**What is needed**.
What follows are records. Restate all of them word for word.

•••

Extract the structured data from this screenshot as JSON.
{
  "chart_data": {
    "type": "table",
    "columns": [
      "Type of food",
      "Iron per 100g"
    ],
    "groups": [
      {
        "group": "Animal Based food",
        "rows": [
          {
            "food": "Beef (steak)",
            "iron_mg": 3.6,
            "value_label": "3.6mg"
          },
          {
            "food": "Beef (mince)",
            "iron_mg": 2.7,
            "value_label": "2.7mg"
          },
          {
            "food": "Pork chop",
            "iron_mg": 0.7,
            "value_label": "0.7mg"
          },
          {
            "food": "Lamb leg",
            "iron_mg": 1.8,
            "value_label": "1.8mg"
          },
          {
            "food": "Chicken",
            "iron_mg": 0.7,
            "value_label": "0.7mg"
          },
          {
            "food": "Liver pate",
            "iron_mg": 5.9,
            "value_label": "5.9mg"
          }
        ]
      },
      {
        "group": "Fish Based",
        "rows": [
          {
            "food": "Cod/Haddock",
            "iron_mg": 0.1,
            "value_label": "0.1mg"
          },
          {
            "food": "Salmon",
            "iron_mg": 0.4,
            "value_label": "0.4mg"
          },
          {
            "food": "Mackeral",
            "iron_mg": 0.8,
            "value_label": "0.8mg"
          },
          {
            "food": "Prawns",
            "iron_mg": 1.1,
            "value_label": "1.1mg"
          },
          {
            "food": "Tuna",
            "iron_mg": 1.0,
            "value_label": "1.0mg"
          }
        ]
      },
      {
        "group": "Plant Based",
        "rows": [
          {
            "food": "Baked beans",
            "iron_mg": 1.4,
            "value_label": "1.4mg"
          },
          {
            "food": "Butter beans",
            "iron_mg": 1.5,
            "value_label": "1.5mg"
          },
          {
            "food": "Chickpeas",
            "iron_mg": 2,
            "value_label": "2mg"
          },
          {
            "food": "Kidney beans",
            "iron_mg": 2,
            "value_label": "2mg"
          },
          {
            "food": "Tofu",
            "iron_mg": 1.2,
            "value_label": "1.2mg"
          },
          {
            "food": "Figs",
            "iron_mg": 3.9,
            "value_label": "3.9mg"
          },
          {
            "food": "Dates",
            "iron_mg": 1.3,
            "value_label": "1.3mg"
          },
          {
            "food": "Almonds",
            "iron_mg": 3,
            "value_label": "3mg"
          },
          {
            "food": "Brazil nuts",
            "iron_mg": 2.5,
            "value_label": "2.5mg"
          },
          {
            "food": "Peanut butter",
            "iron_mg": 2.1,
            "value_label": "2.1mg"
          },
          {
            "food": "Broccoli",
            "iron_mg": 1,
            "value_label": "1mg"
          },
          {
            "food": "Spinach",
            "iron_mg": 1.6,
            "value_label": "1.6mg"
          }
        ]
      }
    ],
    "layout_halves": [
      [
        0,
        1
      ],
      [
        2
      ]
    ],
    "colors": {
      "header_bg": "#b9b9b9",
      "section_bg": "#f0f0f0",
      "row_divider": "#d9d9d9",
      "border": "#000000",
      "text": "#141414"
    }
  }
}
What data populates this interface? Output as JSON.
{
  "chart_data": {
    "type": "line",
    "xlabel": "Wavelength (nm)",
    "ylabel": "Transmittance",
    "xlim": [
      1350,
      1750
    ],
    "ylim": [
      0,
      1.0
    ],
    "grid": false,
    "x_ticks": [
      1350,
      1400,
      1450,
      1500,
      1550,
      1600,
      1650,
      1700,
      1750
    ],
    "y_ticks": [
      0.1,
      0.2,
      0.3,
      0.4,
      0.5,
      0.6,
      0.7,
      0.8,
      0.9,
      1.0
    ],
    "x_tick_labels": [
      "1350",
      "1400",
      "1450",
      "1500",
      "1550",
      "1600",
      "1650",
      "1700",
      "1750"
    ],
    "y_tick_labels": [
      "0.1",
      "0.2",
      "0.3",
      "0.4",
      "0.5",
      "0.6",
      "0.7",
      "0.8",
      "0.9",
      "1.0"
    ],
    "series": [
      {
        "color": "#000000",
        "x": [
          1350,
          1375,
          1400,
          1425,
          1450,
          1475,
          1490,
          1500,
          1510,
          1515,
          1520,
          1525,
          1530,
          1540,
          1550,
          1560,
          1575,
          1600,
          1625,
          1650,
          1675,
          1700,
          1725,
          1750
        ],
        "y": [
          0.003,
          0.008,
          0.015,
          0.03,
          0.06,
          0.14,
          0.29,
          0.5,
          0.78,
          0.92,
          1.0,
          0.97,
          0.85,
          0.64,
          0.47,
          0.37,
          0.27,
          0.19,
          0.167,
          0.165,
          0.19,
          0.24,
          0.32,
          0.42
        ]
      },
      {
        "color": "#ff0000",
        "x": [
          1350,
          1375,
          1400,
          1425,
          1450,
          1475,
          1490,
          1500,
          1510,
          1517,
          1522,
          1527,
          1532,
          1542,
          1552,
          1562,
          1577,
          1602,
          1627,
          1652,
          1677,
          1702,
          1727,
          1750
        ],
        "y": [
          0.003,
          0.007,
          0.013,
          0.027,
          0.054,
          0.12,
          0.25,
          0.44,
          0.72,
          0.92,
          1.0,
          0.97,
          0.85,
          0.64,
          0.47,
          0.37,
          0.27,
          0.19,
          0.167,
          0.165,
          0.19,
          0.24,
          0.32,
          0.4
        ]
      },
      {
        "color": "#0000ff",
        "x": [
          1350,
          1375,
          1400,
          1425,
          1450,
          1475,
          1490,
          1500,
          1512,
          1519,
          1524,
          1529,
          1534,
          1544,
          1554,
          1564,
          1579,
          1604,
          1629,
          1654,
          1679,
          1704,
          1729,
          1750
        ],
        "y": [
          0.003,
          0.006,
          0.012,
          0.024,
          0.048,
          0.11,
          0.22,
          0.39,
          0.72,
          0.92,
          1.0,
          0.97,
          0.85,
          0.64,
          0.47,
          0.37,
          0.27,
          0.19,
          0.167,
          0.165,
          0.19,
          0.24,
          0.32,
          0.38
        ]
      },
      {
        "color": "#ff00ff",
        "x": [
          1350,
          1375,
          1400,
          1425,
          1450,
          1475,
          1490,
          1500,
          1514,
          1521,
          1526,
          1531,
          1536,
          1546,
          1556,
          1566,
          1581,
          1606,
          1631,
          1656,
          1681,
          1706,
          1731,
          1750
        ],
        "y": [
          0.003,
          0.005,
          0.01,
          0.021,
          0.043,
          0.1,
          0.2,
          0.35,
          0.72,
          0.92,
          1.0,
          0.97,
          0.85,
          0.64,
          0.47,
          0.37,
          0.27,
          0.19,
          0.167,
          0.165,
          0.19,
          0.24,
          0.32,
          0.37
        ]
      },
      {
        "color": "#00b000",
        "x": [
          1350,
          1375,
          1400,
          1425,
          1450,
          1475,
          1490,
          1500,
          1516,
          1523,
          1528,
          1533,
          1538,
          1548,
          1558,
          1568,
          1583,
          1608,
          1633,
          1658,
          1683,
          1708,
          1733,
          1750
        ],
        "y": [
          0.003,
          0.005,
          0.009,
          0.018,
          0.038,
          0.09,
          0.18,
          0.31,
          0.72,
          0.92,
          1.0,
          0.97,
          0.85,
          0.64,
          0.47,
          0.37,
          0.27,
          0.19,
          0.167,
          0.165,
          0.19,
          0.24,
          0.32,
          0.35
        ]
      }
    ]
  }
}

•••

**Answer to the problem**.
Extract the structured data from this screenshot as JSON.
{
  "chart_data": {
    "type": "table",
    "columns": [
      "Type of food",
      "Iron per 100g"
    ],
    "groups": [
      {
        "group": "Animal Based food",
        "rows": [
          {
            "food": "Beef (steak)",
            "iron_mg": 3.6,
            "value_label": "3.6mg"
          },
          {
            "food": "Beef (mince)",
            "iron_mg": 2.7,
            "value_label": "2.7mg"
          },
          {
            "food": "Pork chop",
            "iron_mg": 0.7,
            "value_label": "0.7mg"
          },
          {
            "food": "Lamb leg",
            "iron_mg": 1.8,
            "value_label": "1.8mg"
          },
          {
            "food": "Chicken",
            "iron_mg": 0.7,
            "value_label": "0.7mg"
          },
          {
            "food": "Liver pate",
            "iron_mg": 5.9,
            "value_label": "5.9mg"
          }
        ]
      },
      {
        "group": "Fish Based",
        "rows": [
          {
            "food": "Cod/Haddock",
            "iron_mg": 0.1,
            "value_label": "0.1mg"
          },
          {
            "food": "Salmon",
            "iron_mg": 0.4,
            "value_label": "0.4mg"
          },
          {
            "food": "Mackeral",
            "iron_mg": 0.8,
            "value_label": "0.8mg"
          },
          {
            "food": "Prawns",
            "iron_mg": 1.1,
            "value_label": "1.1mg"
          },
          {
            "food": "Tuna",
            "iron_mg": 1.0,
            "value_label": "1.0mg"
          }
        ]
      },
      {
        "group": "Plant Based",
        "rows": [
          {
            "food": "Baked beans",
            "iron_mg": 1.4,
            "value_label": "1.4mg"
          },
          {
            "food": "Butter beans",
            "iron_mg": 1.5,
            "value_label": "1.5mg"
          },
          {
            "food": "Chickpeas",
            "iron_mg": 2,
            "value_label": "2mg"
          },
          {
            "food": "Kidney beans",
            "iron_mg": 2,
            "value_label": "2mg"
          },
          {
            "food": "Tofu",
            "iron_mg": 1.2,
            "value_label": "1.2mg"
          },
          {
            "food": "Figs",
            "iron_mg": 3.9,
            "value_label": "3.9mg"
          },
          {
            "food": "Dates",
            "iron_mg": 1.3,
            "value_label": "1.3mg"
          },
          {
            "food": "Almonds",
            "iron_mg": 3,
            "value_label": "3mg"
          },
          {
            "food": "Brazil nuts",
            "iron_mg": 2.5,
            "value_label": "2.5mg"
          },
          {
            "food": "Peanut butter",
            "iron_mg": 2.1,
            "value_label": "2.1mg"
          },
          {
            "food": "Broccoli",
            "iron_mg": 1,
            "value_label": "1mg"
          },
          {
            "food": "Spinach",
            "iron_mg": 1.6,
            "value_label": "1.6mg"
          }
        ]
      }
    ],
    "layout_halves": [
      [
        0,
        1
      ],
      [
        2
      ]
    ],
    "colors": {
      "header_bg": "#b9b9b9",
      "section_bg": "#f0f0f0",
      "row_divider": "#d9d9d9",
      "border": "#000000",
      "text": "#141414"
    }
  }
}
What data populates this interface? Output as JSON.
{
  "chart_data": {
    "type": "line",
    "xlabel": "Wavelength (nm)",
    "ylabel": "Transmittance",
    "xlim": [
      1350,
      1750
    ],
    "ylim": [
      0,
      1.0
    ],
    "grid": false,
    "x_ticks": [
      1350,
      1400,
      1450,
      1500,
      1550,
      1600,
      1650,
      1700,
      1750
    ],
    "y_ticks": [
      0.1,
      0.2,
      0.3,
      0.4,
      0.5,
      0.6,
      0.7,
      0.8,
      0.9,
      1.0
    ],
    "x_tick_labels": [
      "1350",
      "1400",
      "1450",
      "1500",
      "1550",
      "1600",
      "1650",
      "1700",
      "1750"
    ],
    "y_tick_labels": [
      "0.1",
      "0.2",
      "0.3",
      "0.4",
      "0.5",
      "0.6",
      "0.7",
      "0.8",
      "0.9",
      "1.0"
    ],
    "series": [
      {
        "color": "#000000",
        "x": [
          1350,
          1375,
          1400,
          1425,
          1450,
          1475,
          1490,
          1500,
          1510,
          1515,
          1520,
          1525,
          1530,
          1540,
          1550,
          1560,
          1575,
          1600,
          1625,
          1650,
          1675,
          1700,
          1725,
          1750
        ],
        "y": [
          0.003,
          0.008,
          0.015,
          0.03,
          0.06,
          0.14,
          0.29,
          0.5,
          0.78,
          0.92,
          1.0,
          0.97,
          0.85,
          0.64,
          0.47,
          0.37,
          0.27,
          0.19,
          0.167,
          0.165,
          0.19,
          0.24,
          0.32,
          0.42
        ]
      },
      {
        "color": "#ff0000",
        "x": [
          1350,
          1375,
          1400,
          1425,
          1450,
          1475,
          1490,
          1500,
          1510,
          1517,
          1522,
          1527,
          1532,
          1542,
          1552,
          1562,
          1577,
          1602,
          1627,
          1652,
          1677,
          1702,
          1727,
          1750
        ],
        "y": [
          0.003,
          0.007,
          0.013,
          0.027,
          0.054,
          0.12,
          0.25,
          0.44,
          0.72,
          0.92,
          1.0,
          0.97,
          0.85,
          0.64,
          0.47,
          0.37,
          0.27,
          0.19,
          0.167,
          0.165,
          0.19,
          0.24,
          0.32,
          0.4
        ]
      },
      {
        "color": "#0000ff",
        "x": [
          1350,
          1375,
          1400,
          1425,
          1450,
          1475,
          1490,
          1500,
          1512,
          1519,
          1524,
          1529,
          1534,
          1544,
          1554,
          1564,
          1579,
          1604,
          1629,
          1654,
          1679,
          1704,
          1729,
          1750
        ],
        "y": [
          0.003,
          0.006,
          0.012,
          0.024,
          0.048,
          0.11,
          0.22,
          0.39,
          0.72,
          0.92,
          1.0,
          0.97,
          0.85,
          0.64,
          0.47,
          0.37,
          0.27,
          0.19,
          0.167,
          0.165,
          0.19,
          0.24,
          0.32,
          0.38
        ]
      },
      {
        "color": "#ff00ff",
        "x": [
          1350,
          1375,
          1400,
          1425,
          1450,
          1475,
          1490,
          1500,
          1514,
          1521,
          1526,
          1531,
          1536,
          1546,
          1556,
          1566,
          1581,
          1606,
          1631,
          1656,
          1681,
          1706,
          1731,
          1750
        ],
        "y": [
          0.003,
          0.005,
          0.01,
          0.021,
          0.043,
          0.1,
          0.2,
          0.35,
          0.72,
          0.92,
          1.0,
          0.97,
          0.85,
          0.64,
          0.47,
          0.37,
          0.27,
          0.19,
          0.167,
          0.165,
          0.19,
          0.24,
          0.32,
          0.37
        ]
      },
      {
        "color": "#00b000",
        "x": [
          1350,
          1375,
          1400,
          1425,
          1450,
          1475,
          1490,
          1500,
          1516,
          1523,
          1528,
          1533,
          1538,
          1548,
          1558,
          1568,
          1583,
          1608,
          1633,
          1658,
          1683,
          1708,
          1733,
          1750
        ],
        "y": [
          0.003,
          0.005,
          0.009,
          0.018,
          0.038,
          0.09,
          0.18,
          0.31,
          0.72,
          0.92,
          1.0,
          0.97,
          0.85,
          0.64,
          0.47,
          0.37,
          0.27,
          0.19,
          0.167,
          0.165,
          0.19,
          0.24,
          0.32,
          0.35
        ]
      }
    ]
  }
}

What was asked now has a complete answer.